* DIRECTIONS FOR THIS TASK
Repeat all the material exactly; pictures stay out of your copy.

* DATA EXTRACT
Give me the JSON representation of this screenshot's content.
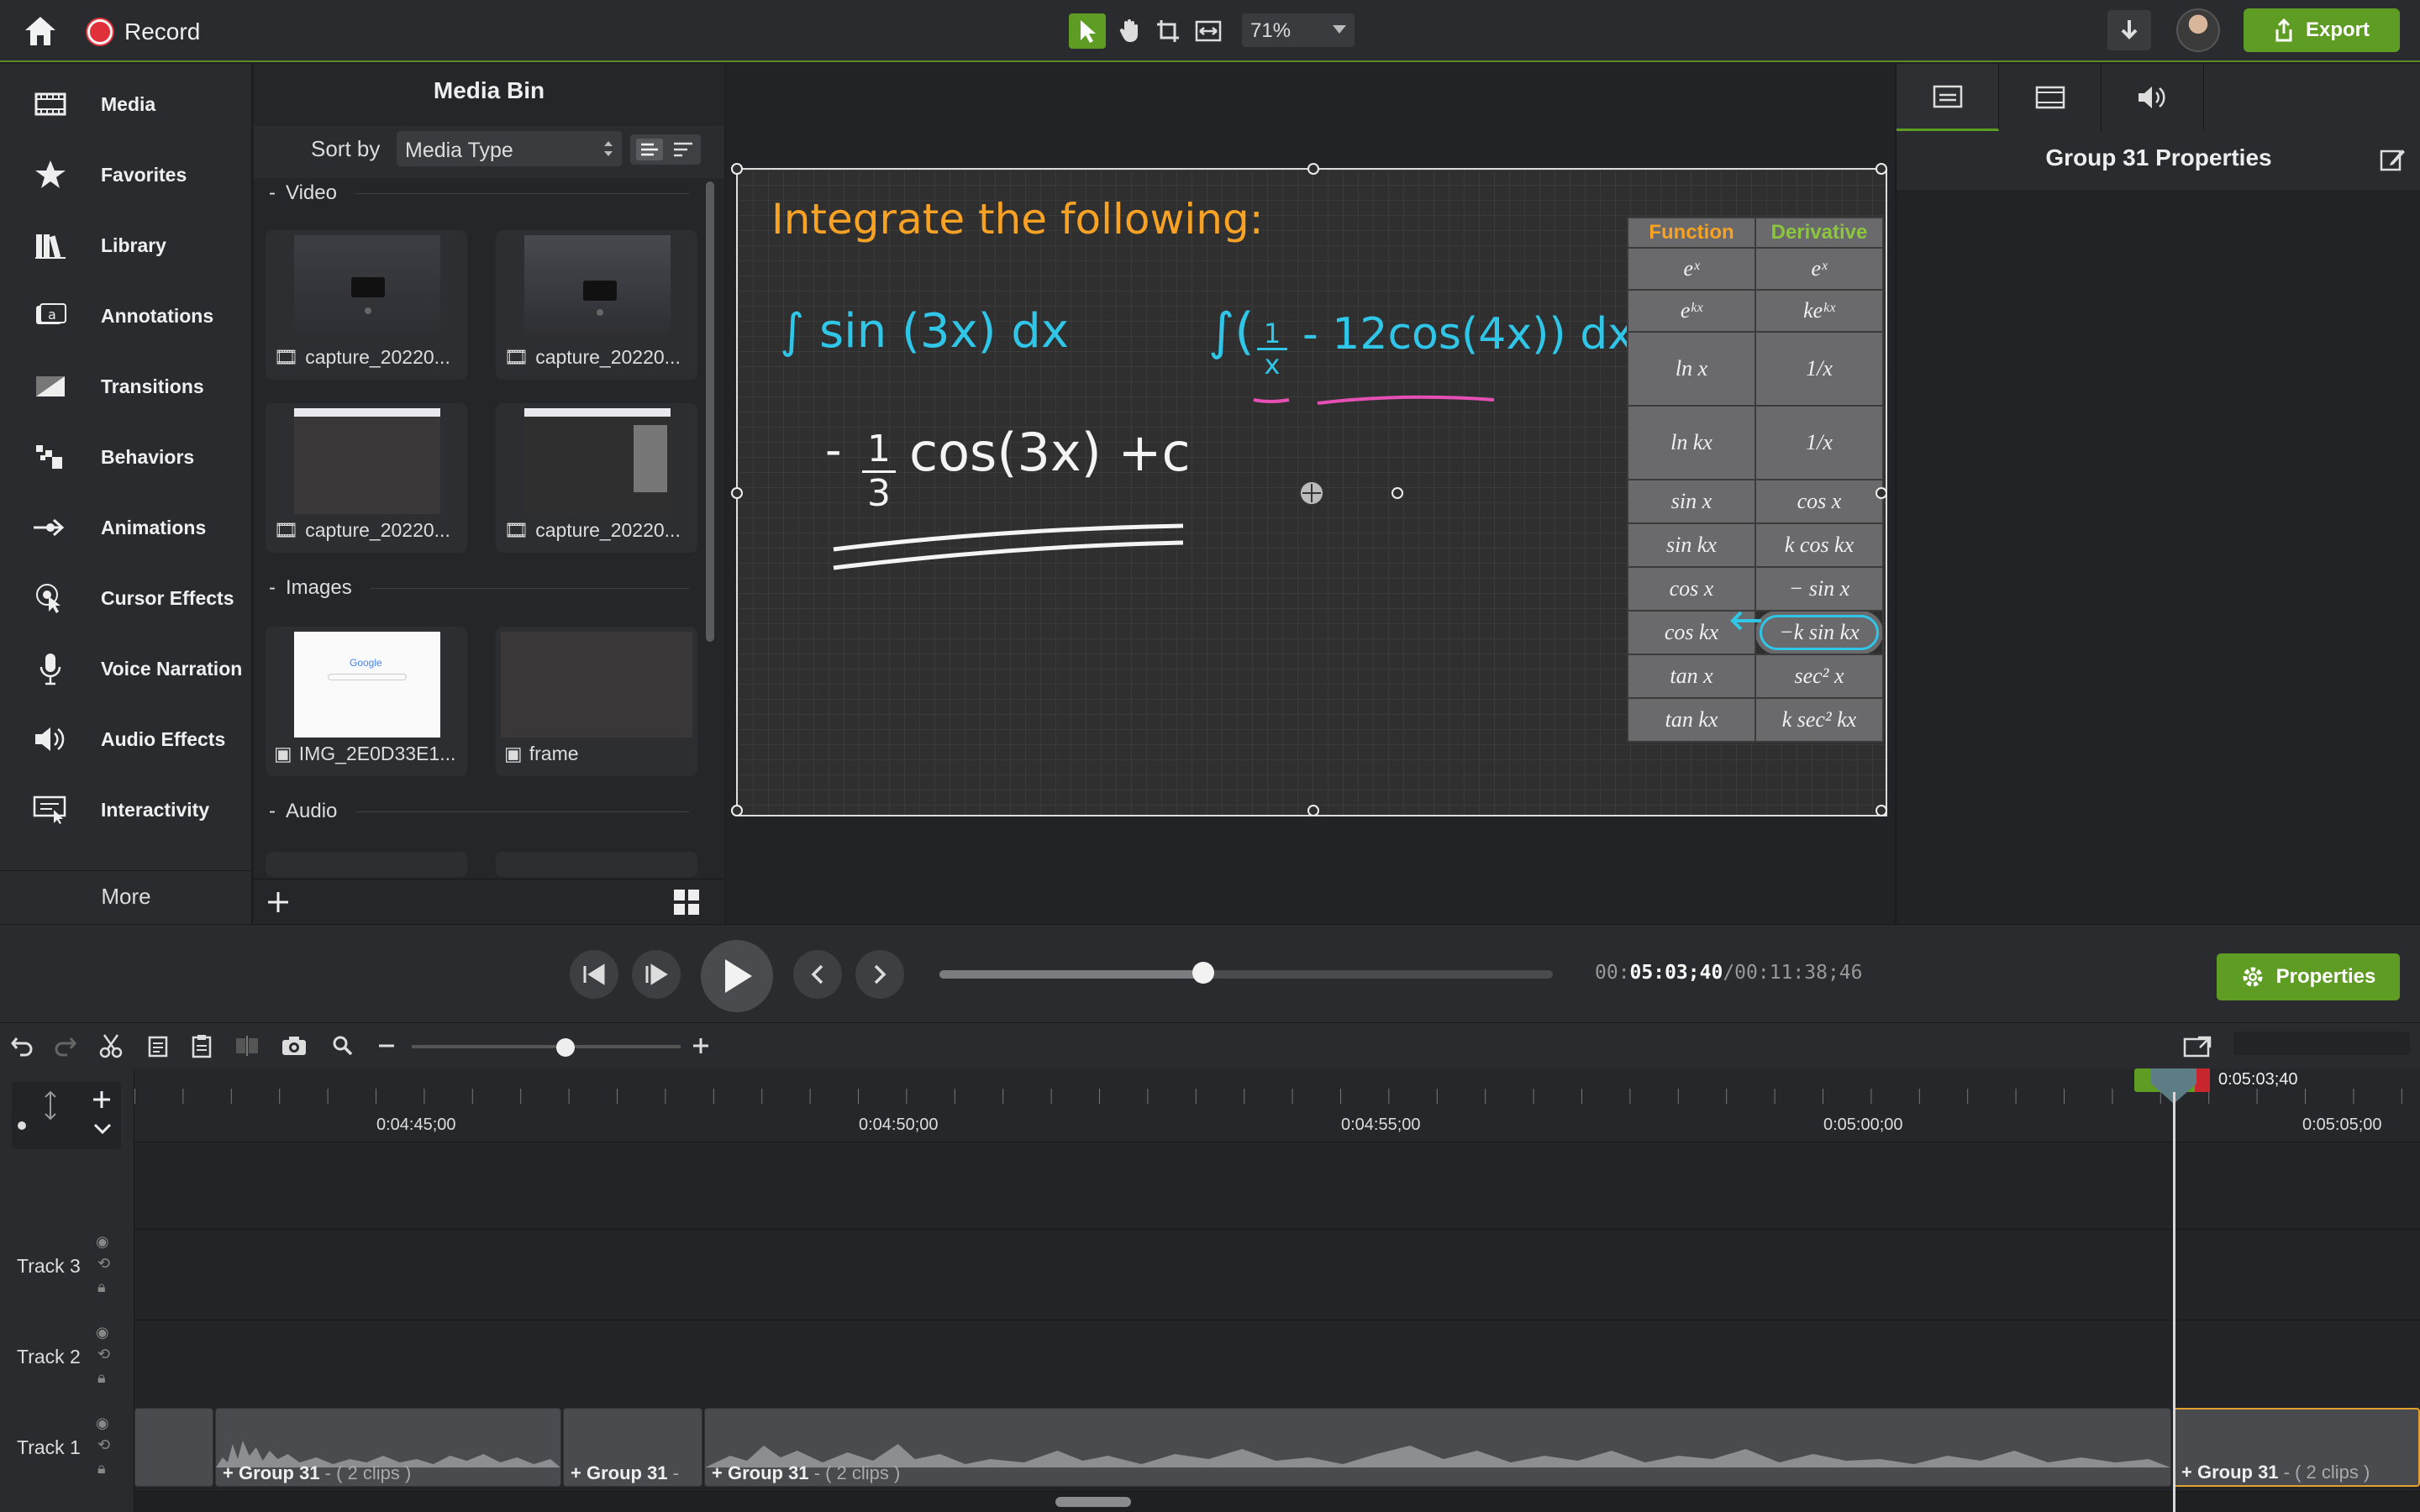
{
  "toolbar": {
    "record_label": "Record",
    "zoom_value": "71%",
    "export_label": "Export"
  },
  "sidebar": {
    "items": [
      {
        "label": "Media",
        "icon": "film-icon"
      },
      {
        "label": "Favorites",
        "icon": "star-icon"
      },
      {
        "label": "Library",
        "icon": "books-icon"
      },
      {
        "label": "Annotations",
        "icon": "annotation-icon"
      },
      {
        "label": "Transitions",
        "icon": "transition-icon"
      },
      {
        "label": "Behaviors",
        "icon": "behaviors-icon"
      },
      {
        "label": "Animations",
        "icon": "arrow-right-icon"
      },
      {
        "label": "Cursor Effects",
        "icon": "cursor-icon"
      },
      {
        "label": "Voice Narration",
        "icon": "microphone-icon"
      },
      {
        "label": "Audio Effects",
        "icon": "speaker-icon"
      },
      {
        "label": "Interactivity",
        "icon": "interactivity-icon"
      }
    ],
    "more_label": "More"
  },
  "media_bin": {
    "title": "Media Bin",
    "sort_label": "Sort by",
    "sort_value": "Media Type",
    "sections": {
      "video": "Video",
      "images": "Images",
      "audio": "Audio"
    },
    "video_items": [
      "capture_20220...",
      "capture_20220...",
      "capture_20220...",
      "capture_20220..."
    ],
    "image_items": [
      "IMG_2E0D33E1...",
      "frame"
    ]
  },
  "canvas": {
    "heading": "Integrate  the  following:",
    "integral_1": "∫ sin (3x) dx",
    "integral_2_open": "∫(",
    "integral_2_frac_num": "1",
    "integral_2_frac_den": "x",
    "integral_2_rest": "- 12cos(4x)) dx",
    "answer_prefix": "-",
    "answer_num": "1",
    "answer_den": "3",
    "answer_rest": "cos(3x) +c",
    "table": {
      "headers": [
        "Function",
        "Derivative"
      ],
      "header_colors": [
        "#f7a224",
        "#8cc63f"
      ],
      "rows": [
        [
          "eˣ",
          "eˣ"
        ],
        [
          "eᵏˣ",
          "keᵏˣ"
        ],
        [
          "ln x",
          "1/x"
        ],
        [
          "ln kx",
          "1/x"
        ],
        [
          "sin x",
          "cos x"
        ],
        [
          "sin kx",
          "k cos kx"
        ],
        [
          "cos x",
          "− sin x"
        ],
        [
          "cos kx",
          "−k sin kx"
        ],
        [
          "tan x",
          "sec² x"
        ],
        [
          "tan kx",
          "k sec² kx"
        ]
      ]
    },
    "colors": {
      "orange": "#f7a224",
      "cyan": "#2fc6e8",
      "pink": "#e64fb3",
      "white": "#f4f4f4"
    }
  },
  "properties": {
    "title": "Group 31 Properties",
    "button_label": "Properties"
  },
  "player": {
    "time_current_prefix": "00:",
    "time_current_main": "05:03;40",
    "time_total": "/00:11:38;46",
    "progress": 0.43
  },
  "timeline": {
    "ticks": [
      "0:04:45;00",
      "0:04:50;00",
      "0:04:55;00",
      "0:05:00;00",
      "0:05:05;00"
    ],
    "playhead_time": "0:05:03;40",
    "tracks": [
      "Track 3",
      "Track 2",
      "Track 1"
    ],
    "clips": [
      {
        "name": "Group 31",
        "extra": " - ( 2 clips )"
      },
      {
        "name": "Group 31",
        "extra": " - "
      },
      {
        "name": "Group 31",
        "extra": " - ( 2 clips )"
      },
      {
        "name": "Group 31",
        "extra": " - ( 2 clips )"
      }
    ]
  }
}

* COMPLETED EXERCISE
Give me the JSON representation of this screenshot's content.
{
  "toolbar": {
    "record_label": "Record",
    "zoom_value": "71%",
    "export_label": "Export"
  },
  "sidebar": {
    "items": [
      {
        "label": "Media",
        "icon": "film-icon"
      },
      {
        "label": "Favorites",
        "icon": "star-icon"
      },
      {
        "label": "Library",
        "icon": "books-icon"
      },
      {
        "label": "Annotations",
        "icon": "annotation-icon"
      },
      {
        "label": "Transitions",
        "icon": "transition-icon"
      },
      {
        "label": "Behaviors",
        "icon": "behaviors-icon"
      },
      {
        "label": "Animations",
        "icon": "arrow-right-icon"
      },
      {
        "label": "Cursor Effects",
        "icon": "cursor-icon"
      },
      {
        "label": "Voice Narration",
        "icon": "microphone-icon"
      },
      {
        "label": "Audio Effects",
        "icon": "speaker-icon"
      },
      {
        "label": "Interactivity",
        "icon": "interactivity-icon"
      }
    ],
    "more_label": "More"
  },
  "media_bin": {
    "title": "Media Bin",
    "sort_label": "Sort by",
    "sort_value": "Media Type",
    "sections": {
      "video": "Video",
      "images": "Images",
      "audio": "Audio"
    },
    "video_items": [
      "capture_20220...",
      "capture_20220...",
      "capture_20220...",
      "capture_20220..."
    ],
    "image_items": [
      "IMG_2E0D33E1...",
      "frame"
    ]
  },
  "canvas": {
    "heading": "Integrate  the  following:",
    "integral_1": "∫ sin (3x) dx",
    "integral_2_open": "∫(",
    "integral_2_frac_num": "1",
    "integral_2_frac_den": "x",
    "integral_2_rest": "- 12cos(4x)) dx",
    "answer_prefix": "-",
    "answer_num": "1",
    "answer_den": "3",
    "answer_rest": "cos(3x) +c",
    "table": {
      "headers": [
        "Function",
        "Derivative"
      ],
      "header_colors": [
        "#f7a224",
        "#8cc63f"
      ],
      "rows": [
        [
          "eˣ",
          "eˣ"
        ],
        [
          "eᵏˣ",
          "keᵏˣ"
        ],
        [
          "ln x",
          "1/x"
        ],
        [
          "ln kx",
          "1/x"
        ],
        [
          "sin x",
          "cos x"
        ],
        [
          "sin kx",
          "k cos kx"
        ],
        [
          "cos x",
          "− sin x"
        ],
        [
          "cos kx",
          "−k sin kx"
        ],
        [
          "tan x",
          "sec² x"
        ],
        [
          "tan kx",
          "k sec² kx"
        ]
      ]
    },
    "colors": {
      "orange": "#f7a224",
      "cyan": "#2fc6e8",
      "pink": "#e64fb3",
      "white": "#f4f4f4"
    }
  },
  "properties": {
    "title": "Group 31 Properties",
    "button_label": "Properties"
  },
  "player": {
    "time_current_prefix": "00:",
    "time_current_main": "05:03;40",
    "time_total": "/00:11:38;46",
    "progress": 0.43
  },
  "timeline": {
    "ticks": [
      "0:04:45;00",
      "0:04:50;00",
      "0:04:55;00",
      "0:05:00;00",
      "0:05:05;00"
    ],
    "playhead_time": "0:05:03;40",
    "tracks": [
      "Track 3",
      "Track 2",
      "Track 1"
    ],
    "clips": [
      {
        "name": "Group 31",
        "extra": " - ( 2 clips )"
      },
      {
        "name": "Group 31",
        "extra": " - "
      },
      {
        "name": "Group 31",
        "extra": " - ( 2 clips )"
      },
      {
        "name": "Group 31",
        "extra": " - ( 2 clips )"
      }
    ]
  }
}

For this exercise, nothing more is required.